▶ _Items from a data source_:
—————

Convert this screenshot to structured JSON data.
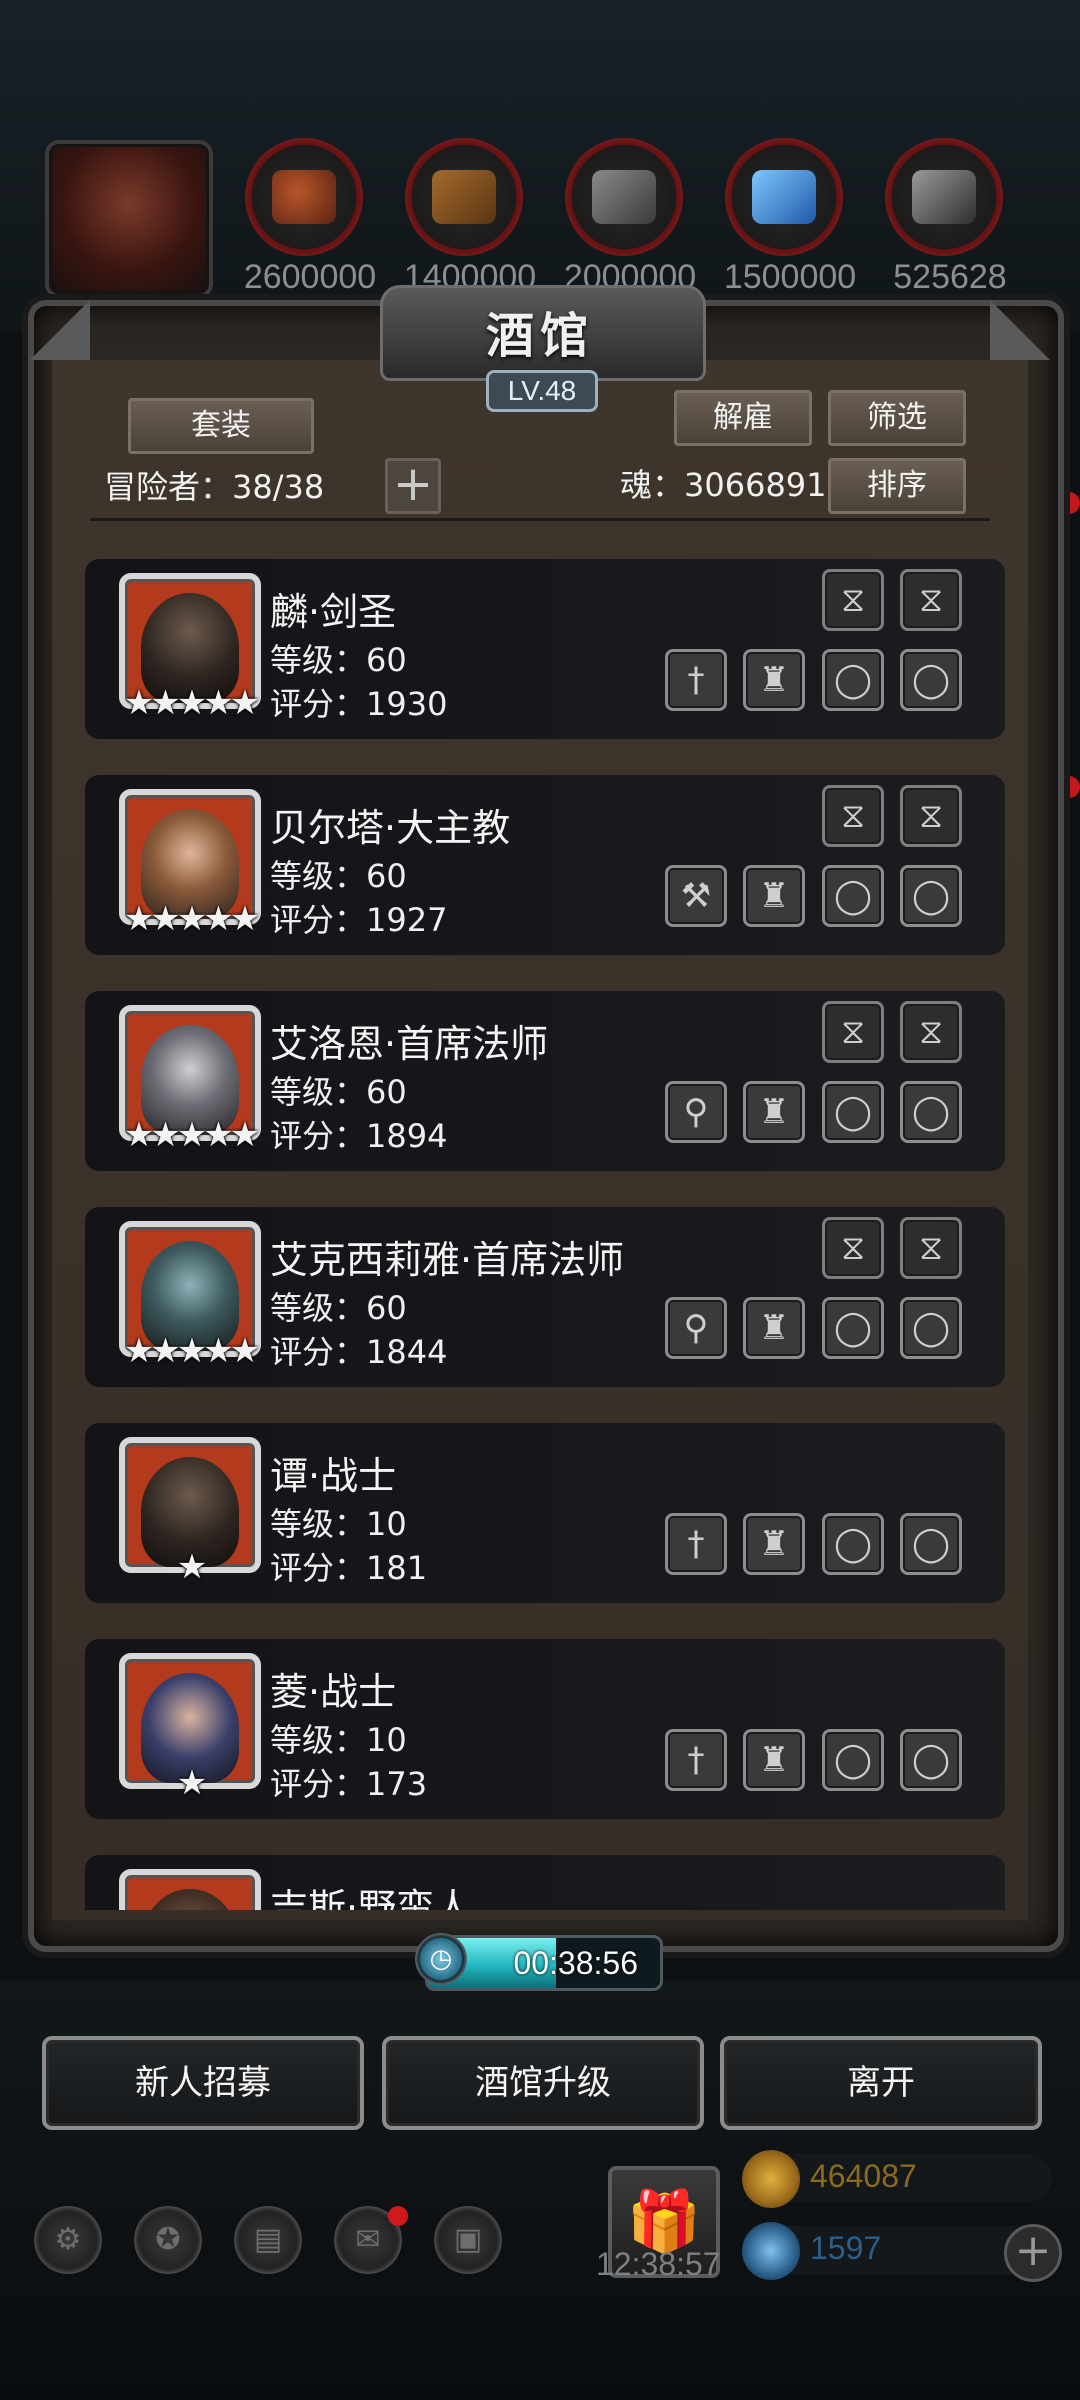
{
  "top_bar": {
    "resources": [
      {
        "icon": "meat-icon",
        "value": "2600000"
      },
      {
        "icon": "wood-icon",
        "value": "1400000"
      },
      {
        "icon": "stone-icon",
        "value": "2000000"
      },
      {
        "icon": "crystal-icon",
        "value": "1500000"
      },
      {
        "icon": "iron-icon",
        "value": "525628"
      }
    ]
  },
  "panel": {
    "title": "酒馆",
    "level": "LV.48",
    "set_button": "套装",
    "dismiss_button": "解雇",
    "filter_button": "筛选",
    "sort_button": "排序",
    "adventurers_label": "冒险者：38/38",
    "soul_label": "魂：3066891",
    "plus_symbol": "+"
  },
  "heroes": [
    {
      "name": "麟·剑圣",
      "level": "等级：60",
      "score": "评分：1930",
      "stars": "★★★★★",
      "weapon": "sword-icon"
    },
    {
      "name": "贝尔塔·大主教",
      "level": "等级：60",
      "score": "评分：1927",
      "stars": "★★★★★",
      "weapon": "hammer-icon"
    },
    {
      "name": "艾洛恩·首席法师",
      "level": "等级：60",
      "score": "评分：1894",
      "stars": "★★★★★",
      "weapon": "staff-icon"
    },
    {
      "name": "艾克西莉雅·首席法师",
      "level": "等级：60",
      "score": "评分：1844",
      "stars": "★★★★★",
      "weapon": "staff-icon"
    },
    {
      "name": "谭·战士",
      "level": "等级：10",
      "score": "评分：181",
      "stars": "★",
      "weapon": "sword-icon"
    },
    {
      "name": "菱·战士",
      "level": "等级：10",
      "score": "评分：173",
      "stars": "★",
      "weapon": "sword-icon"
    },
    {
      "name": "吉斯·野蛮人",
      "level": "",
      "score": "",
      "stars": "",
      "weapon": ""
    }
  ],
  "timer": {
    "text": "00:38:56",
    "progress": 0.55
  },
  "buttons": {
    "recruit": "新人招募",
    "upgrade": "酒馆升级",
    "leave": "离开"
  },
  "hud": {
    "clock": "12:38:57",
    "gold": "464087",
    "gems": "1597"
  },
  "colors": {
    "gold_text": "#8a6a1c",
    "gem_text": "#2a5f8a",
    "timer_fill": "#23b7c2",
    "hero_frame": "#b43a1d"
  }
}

—————

▶ _Given request_:
Each line above is to be copied verbatim. Drop any image from the copy.

▶ _Solved problem_:
Convert this screenshot to structured JSON data.
{
  "top_bar": {
    "resources": [
      {
        "icon": "meat-icon",
        "value": "2600000"
      },
      {
        "icon": "wood-icon",
        "value": "1400000"
      },
      {
        "icon": "stone-icon",
        "value": "2000000"
      },
      {
        "icon": "crystal-icon",
        "value": "1500000"
      },
      {
        "icon": "iron-icon",
        "value": "525628"
      }
    ]
  },
  "panel": {
    "title": "酒馆",
    "level": "LV.48",
    "set_button": "套装",
    "dismiss_button": "解雇",
    "filter_button": "筛选",
    "sort_button": "排序",
    "adventurers_label": "冒险者：38/38",
    "soul_label": "魂：3066891",
    "plus_symbol": "+"
  },
  "heroes": [
    {
      "name": "麟·剑圣",
      "level": "等级：60",
      "score": "评分：1930",
      "stars": "★★★★★",
      "weapon": "sword-icon"
    },
    {
      "name": "贝尔塔·大主教",
      "level": "等级：60",
      "score": "评分：1927",
      "stars": "★★★★★",
      "weapon": "hammer-icon"
    },
    {
      "name": "艾洛恩·首席法师",
      "level": "等级：60",
      "score": "评分：1894",
      "stars": "★★★★★",
      "weapon": "staff-icon"
    },
    {
      "name": "艾克西莉雅·首席法师",
      "level": "等级：60",
      "score": "评分：1844",
      "stars": "★★★★★",
      "weapon": "staff-icon"
    },
    {
      "name": "谭·战士",
      "level": "等级：10",
      "score": "评分：181",
      "stars": "★",
      "weapon": "sword-icon"
    },
    {
      "name": "菱·战士",
      "level": "等级：10",
      "score": "评分：173",
      "stars": "★",
      "weapon": "sword-icon"
    },
    {
      "name": "吉斯·野蛮人",
      "level": "",
      "score": "",
      "stars": "",
      "weapon": ""
    }
  ],
  "timer": {
    "text": "00:38:56",
    "progress": 0.55
  },
  "buttons": {
    "recruit": "新人招募",
    "upgrade": "酒馆升级",
    "leave": "离开"
  },
  "hud": {
    "clock": "12:38:57",
    "gold": "464087",
    "gems": "1597"
  },
  "colors": {
    "gold_text": "#8a6a1c",
    "gem_text": "#2a5f8a",
    "timer_fill": "#23b7c2",
    "hero_frame": "#b43a1d"
  }
}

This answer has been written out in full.